[begin RECORDS FOR THIS TASK]

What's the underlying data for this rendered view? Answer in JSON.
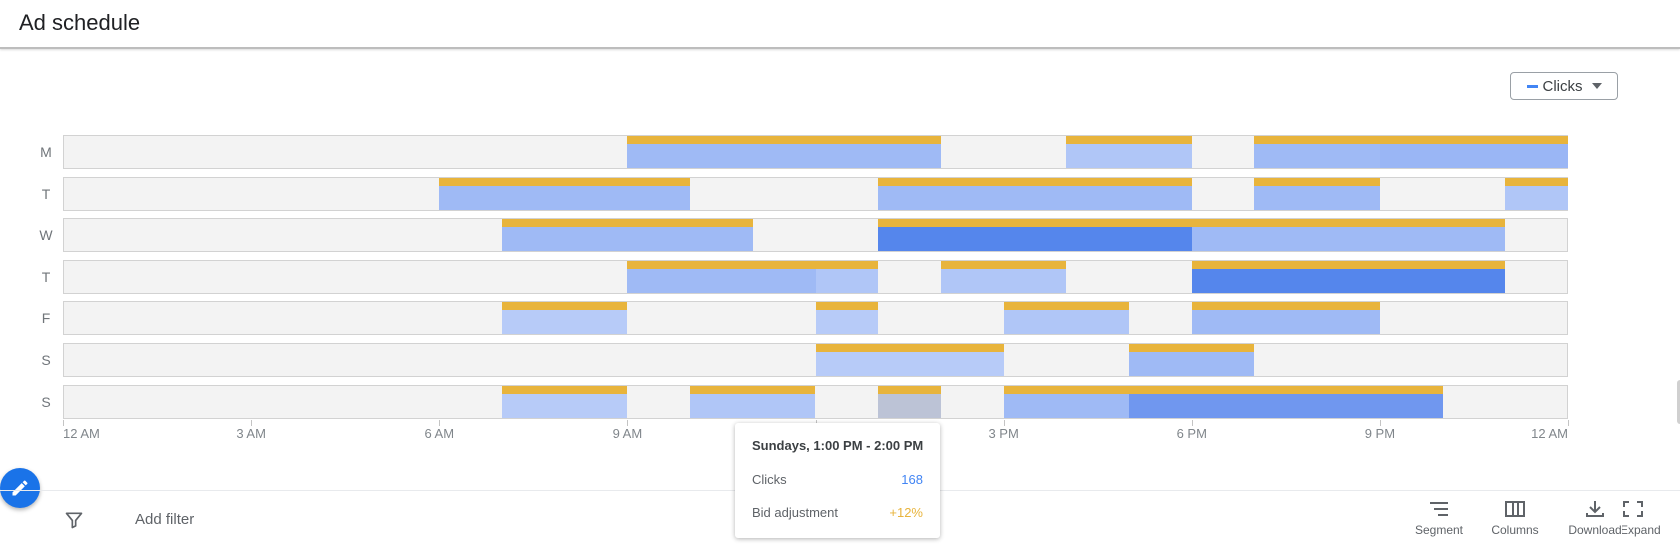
{
  "header": {
    "title": "Ad schedule"
  },
  "metric_select": {
    "label": "Clicks",
    "swatch_color": "#4285f4"
  },
  "chart_data": {
    "type": "heatmap",
    "days": [
      "M",
      "T",
      "W",
      "T",
      "F",
      "S",
      "S"
    ],
    "x_ticks": [
      "12 AM",
      "3 AM",
      "6 AM",
      "9 AM",
      "12 PM",
      "3 PM",
      "6 PM",
      "9 PM",
      "12 AM"
    ],
    "x_range_hours": [
      0,
      24
    ],
    "metric": "Clicks",
    "cells": [
      {
        "day": 0,
        "start": 9,
        "end": 12,
        "level": 2
      },
      {
        "day": 0,
        "start": 12,
        "end": 14,
        "level": 2
      },
      {
        "day": 0,
        "start": 16,
        "end": 18,
        "level": 1
      },
      {
        "day": 0,
        "start": 19,
        "end": 21,
        "level": 2
      },
      {
        "day": 0,
        "start": 21,
        "end": 24,
        "level": 3
      },
      {
        "day": 1,
        "start": 6,
        "end": 10,
        "level": 2
      },
      {
        "day": 1,
        "start": 13,
        "end": 16,
        "level": 2
      },
      {
        "day": 1,
        "start": 16,
        "end": 18,
        "level": 2
      },
      {
        "day": 1,
        "start": 19,
        "end": 21,
        "level": 2
      },
      {
        "day": 1,
        "start": 23,
        "end": 24,
        "level": 1
      },
      {
        "day": 2,
        "start": 7,
        "end": 11,
        "level": 2
      },
      {
        "day": 2,
        "start": 13,
        "end": 18,
        "level": 5
      },
      {
        "day": 2,
        "start": 18,
        "end": 22,
        "level": 2
      },
      {
        "day": 2,
        "start": 22,
        "end": 23,
        "level": 2
      },
      {
        "day": 3,
        "start": 9,
        "end": 12,
        "level": 2
      },
      {
        "day": 3,
        "start": 12,
        "end": 13,
        "level": 1
      },
      {
        "day": 3,
        "start": 14,
        "end": 16,
        "level": 1
      },
      {
        "day": 3,
        "start": 18,
        "end": 23,
        "level": 5
      },
      {
        "day": 4,
        "start": 7,
        "end": 9,
        "level": 0
      },
      {
        "day": 4,
        "start": 12,
        "end": 13,
        "level": 0
      },
      {
        "day": 4,
        "start": 15,
        "end": 17,
        "level": 1
      },
      {
        "day": 4,
        "start": 18,
        "end": 21,
        "level": 2
      },
      {
        "day": 5,
        "start": 12,
        "end": 13,
        "level": 0
      },
      {
        "day": 5,
        "start": 13,
        "end": 15,
        "level": 0
      },
      {
        "day": 5,
        "start": 17,
        "end": 19,
        "level": 2
      },
      {
        "day": 6,
        "start": 7,
        "end": 9,
        "level": 0
      },
      {
        "day": 6,
        "start": 10,
        "end": 12,
        "level": 1
      },
      {
        "day": 6,
        "start": 13,
        "end": 14,
        "level": "selected"
      },
      {
        "day": 6,
        "start": 15,
        "end": 17,
        "level": 2
      },
      {
        "day": 6,
        "start": 17,
        "end": 22,
        "level": 4
      }
    ],
    "level_colors": [
      "#b7cbf8",
      "#b0c6f7",
      "#9fbaf5",
      "#9ab6f5",
      "#7097ef",
      "#5586ec"
    ],
    "selected_color": "#bcc3d6",
    "bid_bar_color": "#e8b43c"
  },
  "tooltip": {
    "title": "Sundays, 1:00 PM - 2:00 PM",
    "rows": [
      {
        "label": "Clicks",
        "value": "168",
        "color": "#4285f4"
      },
      {
        "label": "Bid adjustment",
        "value": "+12%",
        "color": "#e8b43c"
      }
    ]
  },
  "filter_bar": {
    "add_filter": "Add filter"
  },
  "toolbar": {
    "segment": "Segment",
    "columns": "Columns",
    "download": "Download",
    "expand": "Expand"
  }
}
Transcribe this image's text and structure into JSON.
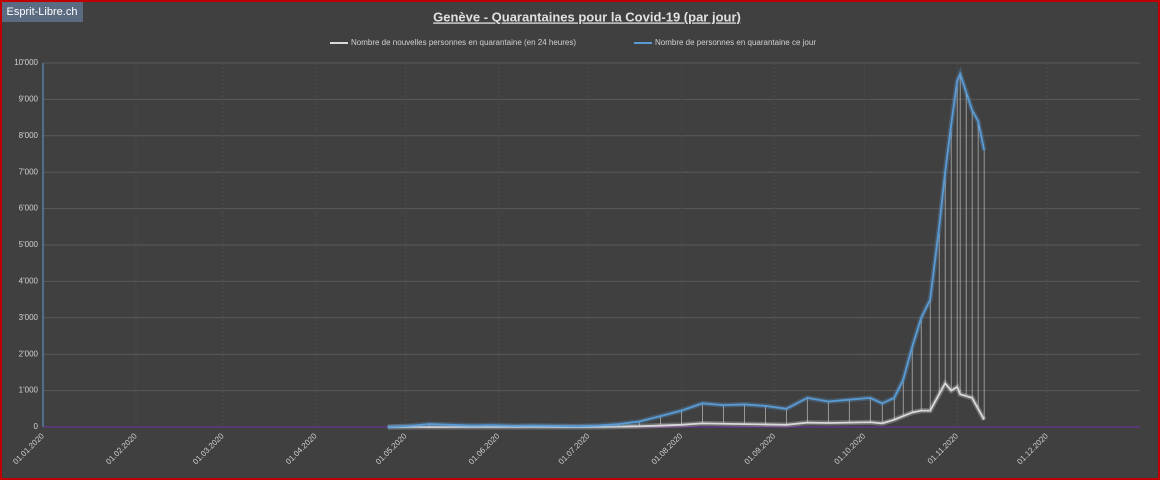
{
  "watermark": "Esprit-Libre.ch",
  "chart_data": {
    "type": "line",
    "title": "Genève - Quarantaines pour la Covid-19 (par jour)",
    "x": [
      "2020-04-25",
      "2020-05-02",
      "2020-05-09",
      "2020-05-16",
      "2020-05-23",
      "2020-05-30",
      "2020-06-06",
      "2020-06-13",
      "2020-06-20",
      "2020-06-27",
      "2020-07-04",
      "2020-07-11",
      "2020-07-18",
      "2020-07-25",
      "2020-08-01",
      "2020-08-08",
      "2020-08-15",
      "2020-08-22",
      "2020-08-29",
      "2020-09-05",
      "2020-09-12",
      "2020-09-19",
      "2020-09-26",
      "2020-10-03",
      "2020-10-07",
      "2020-10-11",
      "2020-10-14",
      "2020-10-17",
      "2020-10-20",
      "2020-10-23",
      "2020-10-26",
      "2020-10-28",
      "2020-10-30",
      "2020-11-01",
      "2020-11-02",
      "2020-11-04",
      "2020-11-06",
      "2020-11-08",
      "2020-11-10"
    ],
    "series": [
      {
        "name": "Nombre de nouvelles personnes en quarantaine (en 24 heures)",
        "color": "#d9d9d9",
        "values": [
          0,
          0,
          0,
          0,
          0,
          0,
          0,
          0,
          0,
          0,
          0,
          10,
          20,
          40,
          60,
          100,
          90,
          80,
          70,
          60,
          120,
          110,
          120,
          130,
          100,
          200,
          300,
          400,
          450,
          450,
          900,
          1200,
          1000,
          1100,
          900,
          850,
          800,
          500,
          200
        ]
      },
      {
        "name": "Nombre de personnes en quarantaine ce jour",
        "color": "#5b9bd5",
        "values": [
          0,
          30,
          80,
          60,
          40,
          50,
          30,
          40,
          30,
          20,
          40,
          80,
          150,
          300,
          450,
          650,
          600,
          620,
          580,
          500,
          800,
          700,
          750,
          800,
          650,
          800,
          1300,
          2200,
          3000,
          3500,
          5500,
          7000,
          8300,
          9500,
          9700,
          9200,
          8700,
          8400,
          7600
        ]
      }
    ],
    "xlim": [
      "2020-01-01",
      "2021-01-01"
    ],
    "xticks": [
      {
        "value": "2020-01-01",
        "label": "01.01.2020"
      },
      {
        "value": "2020-02-01",
        "label": "01.02.2020"
      },
      {
        "value": "2020-03-01",
        "label": "01.03.2020"
      },
      {
        "value": "2020-04-01",
        "label": "01.04.2020"
      },
      {
        "value": "2020-05-01",
        "label": "01.05.2020"
      },
      {
        "value": "2020-06-01",
        "label": "01.06.2020"
      },
      {
        "value": "2020-07-01",
        "label": "01.07.2020"
      },
      {
        "value": "2020-08-01",
        "label": "01.08.2020"
      },
      {
        "value": "2020-09-01",
        "label": "01.09.2020"
      },
      {
        "value": "2020-10-01",
        "label": "01.10.2020"
      },
      {
        "value": "2020-11-01",
        "label": "01.11.2020"
      },
      {
        "value": "2020-12-01",
        "label": "01.12.2020"
      }
    ],
    "ylim": [
      0,
      10000
    ],
    "yticks": [
      0,
      {
        "value": 1000,
        "label": "1'000"
      },
      {
        "value": 2000,
        "label": "2'000"
      },
      {
        "value": 3000,
        "label": "3'000"
      },
      {
        "value": 4000,
        "label": "4'000"
      },
      {
        "value": 5000,
        "label": "5'000"
      },
      {
        "value": 6000,
        "label": "6'000"
      },
      {
        "value": 7000,
        "label": "7'000"
      },
      {
        "value": 8000,
        "label": "8'000"
      },
      {
        "value": 9000,
        "label": "9'000"
      },
      {
        "value": 10000,
        "label": "10'000"
      }
    ],
    "grid": true
  }
}
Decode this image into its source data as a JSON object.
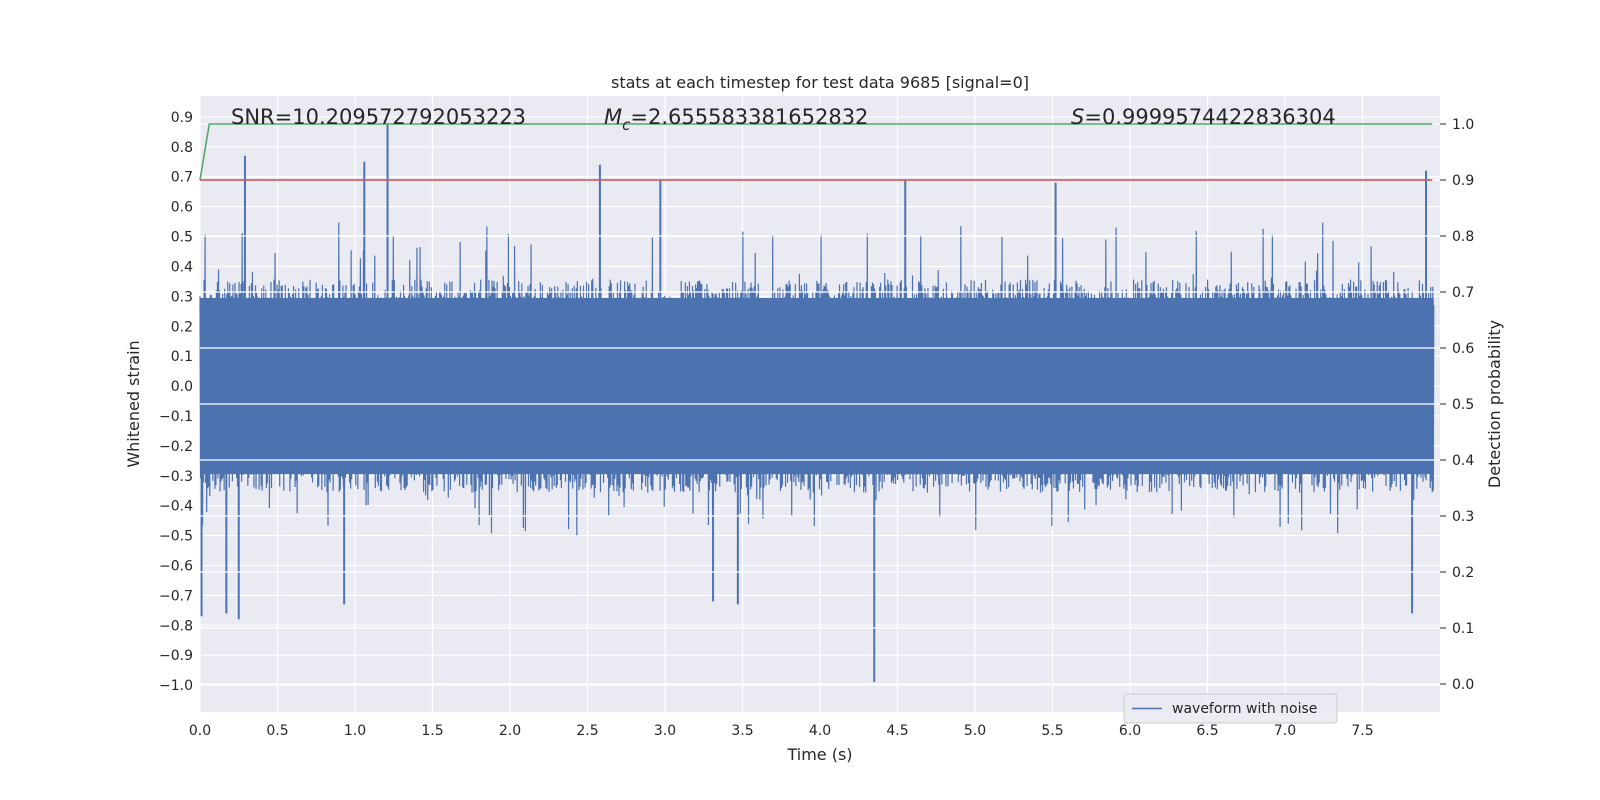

[end RECORDS FOR THIS TASK]

• _REQUIREMENTS_: Check every line of the data, and copy the ones that contain "JSON".

• _SOLUTION TO THIS TASK_:
What's the underlying data for this rendered view? Answer in JSON.
Transcribe this image's text and structure into JSON.
Decode this image into its source data as a JSON object.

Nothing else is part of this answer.